⟨

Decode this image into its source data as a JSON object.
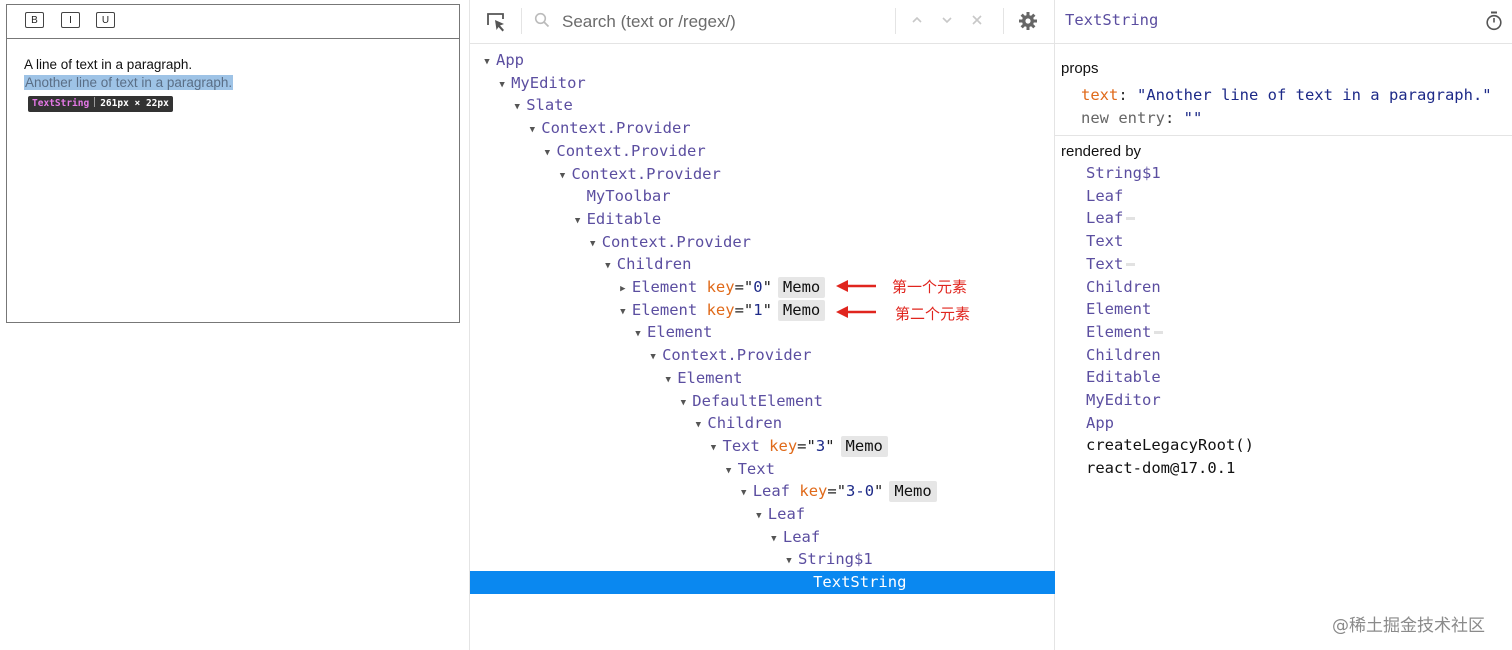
{
  "editor": {
    "toolbar": [
      {
        "label": "B"
      },
      {
        "label": "I"
      },
      {
        "label": "U"
      }
    ],
    "line1": "A line of text in a paragraph.",
    "line2": "Another line of text in a paragraph.",
    "badge": {
      "name": "TextString",
      "size": "261px × 22px"
    }
  },
  "devtools": {
    "search": {
      "placeholder": "Search (text or /regex/)"
    },
    "icons": [
      "inspect-element-icon",
      "search-icon",
      "chevron-up-icon",
      "chevron-down-icon",
      "close-icon",
      "gear-icon",
      "timer-icon"
    ],
    "tree": [
      {
        "depth": 0,
        "arrow": "down",
        "name": "App"
      },
      {
        "depth": 1,
        "arrow": "down",
        "name": "MyEditor"
      },
      {
        "depth": 2,
        "arrow": "down",
        "name": "Slate"
      },
      {
        "depth": 3,
        "arrow": "down",
        "name": "Context.Provider"
      },
      {
        "depth": 4,
        "arrow": "down",
        "name": "Context.Provider"
      },
      {
        "depth": 5,
        "arrow": "down",
        "name": "Context.Provider"
      },
      {
        "depth": 6,
        "arrow": "none",
        "name": "MyToolbar"
      },
      {
        "depth": 6,
        "arrow": "down",
        "name": "Editable"
      },
      {
        "depth": 7,
        "arrow": "down",
        "name": "Context.Provider"
      },
      {
        "depth": 8,
        "arrow": "down",
        "name": "Children"
      },
      {
        "depth": 9,
        "arrow": "right",
        "name": "Element",
        "key": "0",
        "memo": "Memo"
      },
      {
        "depth": 9,
        "arrow": "down",
        "name": "Element",
        "key": "1",
        "memo": "Memo"
      },
      {
        "depth": 10,
        "arrow": "down",
        "name": "Element"
      },
      {
        "depth": 11,
        "arrow": "down",
        "name": "Context.Provider"
      },
      {
        "depth": 12,
        "arrow": "down",
        "name": "Element"
      },
      {
        "depth": 13,
        "arrow": "down",
        "name": "DefaultElement"
      },
      {
        "depth": 14,
        "arrow": "down",
        "name": "Children"
      },
      {
        "depth": 15,
        "arrow": "down",
        "name": "Text",
        "key": "3",
        "memo": "Memo"
      },
      {
        "depth": 16,
        "arrow": "down",
        "name": "Text"
      },
      {
        "depth": 17,
        "arrow": "down",
        "name": "Leaf",
        "key": "3-0",
        "memo": "Memo"
      },
      {
        "depth": 18,
        "arrow": "down",
        "name": "Leaf"
      },
      {
        "depth": 19,
        "arrow": "down",
        "name": "Leaf"
      },
      {
        "depth": 20,
        "arrow": "down",
        "name": "String$1"
      },
      {
        "depth": 21,
        "arrow": "none",
        "name": "TextString",
        "selected": true
      }
    ],
    "annotations": [
      {
        "text": "第一个元素"
      },
      {
        "text": "第二个元素"
      }
    ],
    "inspector": {
      "selected_name": "TextString",
      "props_title": "props",
      "prop_key": "text",
      "prop_value": "\"Another line of text in a paragraph.\"",
      "new_entry_label": "new entry",
      "new_entry_value": "\"\"",
      "rendered_by_title": "rendered by",
      "rendered_by": [
        {
          "name": "String$1",
          "type": "comp"
        },
        {
          "name": "Leaf",
          "type": "comp"
        },
        {
          "name": "Leaf",
          "type": "comp",
          "hoc": true
        },
        {
          "name": "Text",
          "type": "comp"
        },
        {
          "name": "Text",
          "type": "comp",
          "hoc": true
        },
        {
          "name": "Children",
          "type": "comp"
        },
        {
          "name": "Element",
          "type": "comp"
        },
        {
          "name": "Element",
          "type": "comp",
          "hoc": true
        },
        {
          "name": "Children",
          "type": "comp"
        },
        {
          "name": "Editable",
          "type": "comp"
        },
        {
          "name": "MyEditor",
          "type": "comp"
        },
        {
          "name": "App",
          "type": "comp"
        },
        {
          "name": "createLegacyRoot()",
          "type": "plain"
        },
        {
          "name": "react-dom@17.0.1",
          "type": "plain"
        }
      ]
    }
  },
  "watermark": "@稀土掘金技术社区",
  "colors": {
    "selected_row": "#0a88f0",
    "component": "#5b4ea0",
    "key": "#e06a1a",
    "value": "#1d2a88",
    "annotation": "#e0251e"
  }
}
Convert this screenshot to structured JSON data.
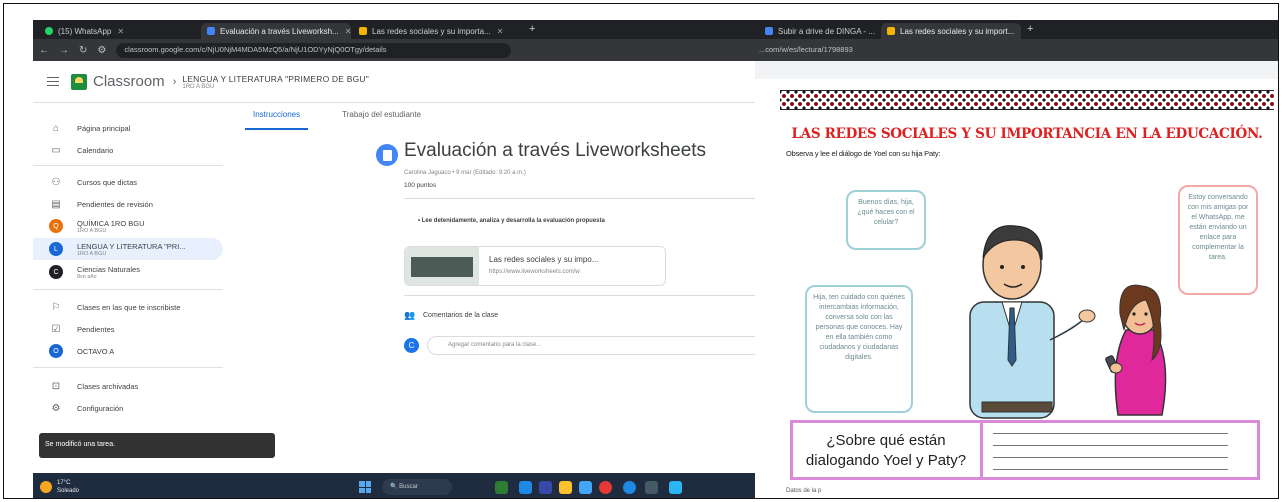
{
  "left": {
    "browser": {
      "tabs": [
        {
          "label": "(15) WhatsApp",
          "active": false
        },
        {
          "label": "Evaluación a través Liveworksh...",
          "active": true
        },
        {
          "label": "Las redes sociales y su importa...",
          "active": false
        }
      ],
      "url": "classroom.google.com/c/NjU0NjM4MDA5MzQ5/a/NjU1ODYyNjQ0OTgy/details"
    },
    "header": {
      "app_name": "Classroom",
      "course_title": "LENGUA Y LITERATURA \"PRIMERO DE BGU\"",
      "course_subtitle": "1RO A BGU"
    },
    "sidebar": {
      "items": [
        {
          "label": "Página principal",
          "icon": "home-icon"
        },
        {
          "label": "Calendario",
          "icon": "calendar-icon"
        },
        {
          "label": "Cursos que dictas",
          "icon": "people-icon"
        },
        {
          "label": "Pendientes de revisión",
          "icon": "folder-icon"
        },
        {
          "label": "QUÍMICA 1RO BGU",
          "sub": "1RO A BGU",
          "avatar": "Q",
          "color": "#e8710a"
        },
        {
          "label": "LENGUA Y LITERATURA \"PRI...",
          "sub": "1RO A BGU",
          "avatar": "L",
          "color": "#1967d2",
          "active": true
        },
        {
          "label": "Ciencias Naturales",
          "sub": "8vo año",
          "avatar": "C",
          "color": "#202124"
        },
        {
          "label": "Clases en las que te inscribiste",
          "icon": "school-icon"
        },
        {
          "label": "Pendientes",
          "icon": "checklist-icon"
        },
        {
          "label": "OCTAVO A",
          "avatar": "O",
          "color": "#1967d2"
        },
        {
          "label": "Clases archivadas",
          "icon": "archive-icon"
        },
        {
          "label": "Configuración",
          "icon": "gear-icon"
        }
      ]
    },
    "tabs": {
      "instructions": "Instrucciones",
      "student_work": "Trabajo del estudiante"
    },
    "assignment": {
      "title": "Evaluación a través Liveworksheets",
      "meta": "Carolina Jaguaco • 9 mar (Editado: 9:20 a.m.)",
      "points": "100 puntos",
      "instruction": "• Lee detenidamente, analiza y desarrolla la evaluación propuesta",
      "attachment_title": "Las redes sociales y su impo...",
      "attachment_url": "https://www.liveworksheets.com/w"
    },
    "comments": {
      "title": "Comentarios de la clase",
      "avatar": "C",
      "placeholder": "Agregar comentario para la clase..."
    },
    "snackbar": "Se modificó una tarea.",
    "taskbar": {
      "temp": "17°C",
      "weather": "Soleado",
      "search": "Buscar"
    }
  },
  "right": {
    "browser": {
      "tabs": [
        {
          "label": "Subir a drive de DINGA - ...",
          "active": false
        },
        {
          "label": "Las redes sociales y su import...",
          "active": true
        }
      ],
      "url": "...com/w/es/lectura/1798893"
    },
    "worksheet": {
      "title": "LAS REDES SOCIALES Y SU IMPORTANCIA EN LA EDUCACIÓN.",
      "instruction": "Observa y lee el diálogo de Yoel con su hija Paty:",
      "bubble_1": "Buenos días, hija, ¿qué haces con el celular?",
      "bubble_2": "Estoy conversando con mis amigas por el WhatsApp, me están enviando un enlace para complementar la tarea.",
      "bubble_3": "Hija, ten cuidado con quiénes intercambias información, conversa solo con las personas que conoces. Hay en ella también como ciudadanos y ciudadanas digitales.",
      "question": "¿Sobre qué están dialogando Yoel y Paty?",
      "footer": "Datos de la p"
    }
  }
}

⟩

§ EXERCISE DESCRIPTION:
Report how many lines of the listing hold the string "TextString", giving only the number.

§ ANSWER TO THIS PROBLEM:
3